Please find all lines in the data that hold the string "человека" and copy them.

● ● ● ●

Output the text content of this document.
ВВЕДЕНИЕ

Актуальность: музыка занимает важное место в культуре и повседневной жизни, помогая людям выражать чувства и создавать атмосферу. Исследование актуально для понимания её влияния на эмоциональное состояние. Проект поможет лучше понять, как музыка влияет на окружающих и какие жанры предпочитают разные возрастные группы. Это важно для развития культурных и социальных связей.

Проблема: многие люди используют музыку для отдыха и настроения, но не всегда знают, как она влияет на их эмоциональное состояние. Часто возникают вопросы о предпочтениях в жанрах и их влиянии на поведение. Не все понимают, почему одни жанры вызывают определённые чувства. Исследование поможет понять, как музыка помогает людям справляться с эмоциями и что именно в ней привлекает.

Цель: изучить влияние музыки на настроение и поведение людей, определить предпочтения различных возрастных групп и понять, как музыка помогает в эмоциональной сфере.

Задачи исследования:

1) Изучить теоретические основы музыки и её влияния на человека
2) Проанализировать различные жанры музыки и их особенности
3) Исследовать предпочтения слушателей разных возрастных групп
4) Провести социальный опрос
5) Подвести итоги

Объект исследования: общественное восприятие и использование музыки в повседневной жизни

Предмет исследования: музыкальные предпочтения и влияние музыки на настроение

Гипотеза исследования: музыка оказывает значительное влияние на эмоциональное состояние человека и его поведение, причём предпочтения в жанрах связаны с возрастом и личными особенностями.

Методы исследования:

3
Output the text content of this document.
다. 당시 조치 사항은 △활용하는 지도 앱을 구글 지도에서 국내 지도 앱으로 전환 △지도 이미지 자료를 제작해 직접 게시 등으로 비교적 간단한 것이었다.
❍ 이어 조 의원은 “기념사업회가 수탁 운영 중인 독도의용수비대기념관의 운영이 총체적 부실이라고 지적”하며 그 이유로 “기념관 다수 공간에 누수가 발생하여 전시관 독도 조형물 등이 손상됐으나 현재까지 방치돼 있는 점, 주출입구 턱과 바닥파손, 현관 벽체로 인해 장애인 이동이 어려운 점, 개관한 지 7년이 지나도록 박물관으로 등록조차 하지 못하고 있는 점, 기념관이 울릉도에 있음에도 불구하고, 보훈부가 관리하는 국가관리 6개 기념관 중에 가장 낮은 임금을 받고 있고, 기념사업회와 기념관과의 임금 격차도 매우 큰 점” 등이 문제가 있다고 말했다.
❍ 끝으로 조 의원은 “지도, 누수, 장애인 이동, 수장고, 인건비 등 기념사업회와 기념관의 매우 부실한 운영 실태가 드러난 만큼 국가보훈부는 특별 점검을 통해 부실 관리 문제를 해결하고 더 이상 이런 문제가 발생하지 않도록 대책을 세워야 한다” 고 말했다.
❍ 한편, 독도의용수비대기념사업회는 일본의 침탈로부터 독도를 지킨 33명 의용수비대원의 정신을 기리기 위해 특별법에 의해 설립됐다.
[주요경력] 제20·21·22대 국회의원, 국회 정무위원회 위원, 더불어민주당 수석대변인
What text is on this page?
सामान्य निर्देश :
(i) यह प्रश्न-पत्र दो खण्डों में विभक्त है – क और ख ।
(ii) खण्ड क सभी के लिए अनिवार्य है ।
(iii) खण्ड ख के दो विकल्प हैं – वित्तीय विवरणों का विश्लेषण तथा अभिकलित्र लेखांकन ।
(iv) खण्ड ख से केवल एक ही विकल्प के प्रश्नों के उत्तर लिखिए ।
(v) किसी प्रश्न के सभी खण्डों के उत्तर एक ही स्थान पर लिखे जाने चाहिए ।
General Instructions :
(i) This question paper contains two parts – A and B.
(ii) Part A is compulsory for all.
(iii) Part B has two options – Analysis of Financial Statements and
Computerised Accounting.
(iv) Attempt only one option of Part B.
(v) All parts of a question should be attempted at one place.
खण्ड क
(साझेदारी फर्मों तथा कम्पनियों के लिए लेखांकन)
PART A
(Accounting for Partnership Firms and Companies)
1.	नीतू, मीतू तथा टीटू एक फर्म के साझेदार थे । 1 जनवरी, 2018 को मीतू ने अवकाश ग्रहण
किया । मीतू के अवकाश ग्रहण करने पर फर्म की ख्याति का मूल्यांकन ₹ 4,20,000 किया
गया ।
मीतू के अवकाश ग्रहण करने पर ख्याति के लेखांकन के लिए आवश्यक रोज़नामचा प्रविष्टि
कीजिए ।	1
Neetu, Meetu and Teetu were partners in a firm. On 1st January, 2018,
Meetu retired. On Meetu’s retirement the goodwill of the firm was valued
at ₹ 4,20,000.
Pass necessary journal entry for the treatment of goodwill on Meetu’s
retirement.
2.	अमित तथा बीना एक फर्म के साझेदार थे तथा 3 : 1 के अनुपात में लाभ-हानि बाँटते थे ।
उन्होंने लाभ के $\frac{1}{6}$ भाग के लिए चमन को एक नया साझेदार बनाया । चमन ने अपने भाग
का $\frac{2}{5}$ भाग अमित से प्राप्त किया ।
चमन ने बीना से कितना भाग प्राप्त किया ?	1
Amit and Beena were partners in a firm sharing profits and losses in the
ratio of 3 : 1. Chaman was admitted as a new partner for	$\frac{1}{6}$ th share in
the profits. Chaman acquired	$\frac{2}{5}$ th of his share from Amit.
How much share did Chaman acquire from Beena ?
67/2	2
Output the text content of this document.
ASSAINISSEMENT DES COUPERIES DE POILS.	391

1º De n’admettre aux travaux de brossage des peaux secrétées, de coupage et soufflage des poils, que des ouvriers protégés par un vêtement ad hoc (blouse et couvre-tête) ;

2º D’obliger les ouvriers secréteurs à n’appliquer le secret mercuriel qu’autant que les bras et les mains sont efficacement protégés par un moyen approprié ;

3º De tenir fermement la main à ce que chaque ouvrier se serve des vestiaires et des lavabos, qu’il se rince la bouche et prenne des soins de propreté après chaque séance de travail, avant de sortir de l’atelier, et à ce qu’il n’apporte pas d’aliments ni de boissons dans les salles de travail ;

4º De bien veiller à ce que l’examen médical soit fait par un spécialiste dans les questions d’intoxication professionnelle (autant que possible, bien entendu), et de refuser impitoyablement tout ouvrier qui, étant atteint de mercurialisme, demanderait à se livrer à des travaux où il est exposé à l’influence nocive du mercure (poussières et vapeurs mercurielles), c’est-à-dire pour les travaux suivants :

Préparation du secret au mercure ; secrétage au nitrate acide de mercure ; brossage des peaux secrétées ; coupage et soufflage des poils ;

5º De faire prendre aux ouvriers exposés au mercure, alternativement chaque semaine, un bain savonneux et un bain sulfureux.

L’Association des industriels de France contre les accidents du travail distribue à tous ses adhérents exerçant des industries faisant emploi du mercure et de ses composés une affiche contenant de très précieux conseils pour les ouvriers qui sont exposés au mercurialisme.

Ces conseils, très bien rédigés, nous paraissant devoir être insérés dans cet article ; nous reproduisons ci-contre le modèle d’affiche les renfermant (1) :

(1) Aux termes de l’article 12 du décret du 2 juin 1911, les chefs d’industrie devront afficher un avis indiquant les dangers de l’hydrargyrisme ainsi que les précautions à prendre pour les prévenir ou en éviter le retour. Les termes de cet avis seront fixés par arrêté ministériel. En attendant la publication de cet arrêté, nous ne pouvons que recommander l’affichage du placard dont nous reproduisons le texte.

● ● ● ●

**FINISHED ANSWER**
1) Изучить теоретические основы музыки и её влияния на человека
Гипотеза исследования: музыка оказывает значительное влияние на эмоциональное состояние человека и его поведение, причём предпочтения в жанрах связаны с возрастом и личными особенностями.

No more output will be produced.